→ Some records
● ● ● ●
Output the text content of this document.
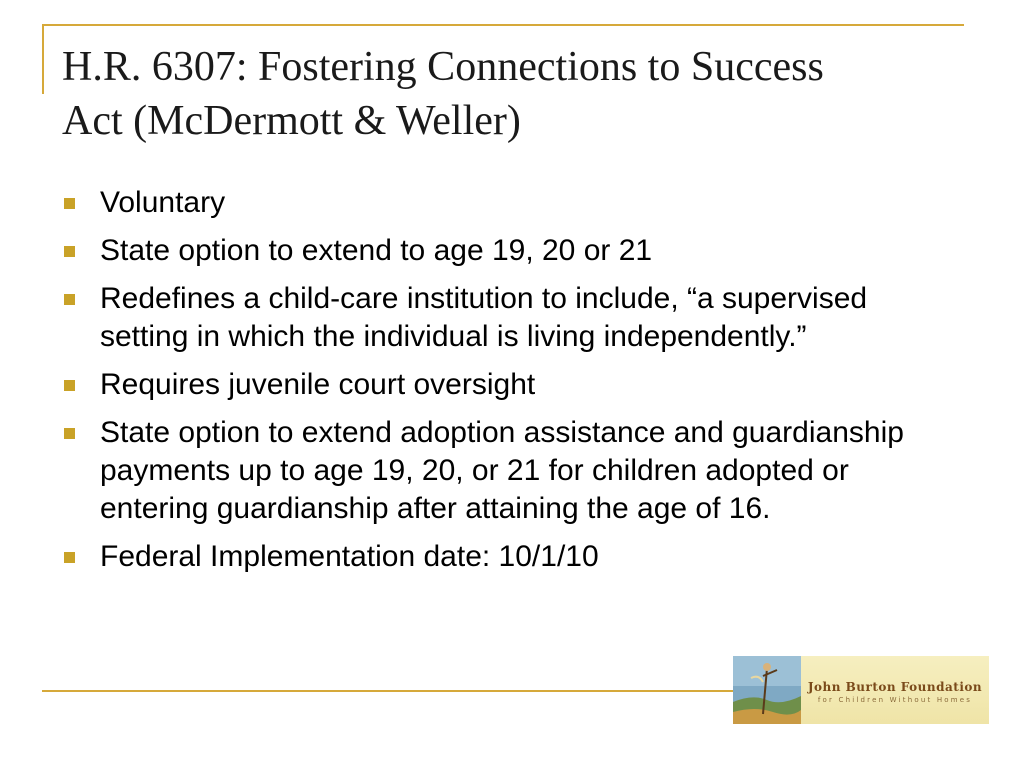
H.R. 6307: Fostering Connections to Success
Act (McDermott & Weller)
Voluntary
State option to extend to age 19, 20 or 21
Redefines a child-care institution to include, “a supervised setting in which the individual is living independently.”
Requires juvenile court oversight
State option to extend adoption assistance and guardianship payments up to age 19, 20, or 21 for children adopted or entering guardianship after attaining the age of 16.
Federal Implementation date: 10/1/10
John Burton Foundation
for Children Without Homes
● ● ● ●
→ Exercise requirements
Using the material above, return every line exactly as it appears, minus the pictures.

→ Reply to the exercise
Output the text content of this document.
H.R. 6307: Fostering Connections to Success
Act (McDermott & Weller)
Voluntary
State option to extend to age 19, 20 or 21
Redefines a child-care institution to include, “a supervised setting in which the individual is living independently.”
Requires juvenile court oversight
State option to extend adoption assistance and guardianship payments up to age 19, 20, or 21 for children adopted or entering guardianship after attaining the age of 16.
Federal Implementation date: 10/1/10
John Burton Foundation
for Children Without Homes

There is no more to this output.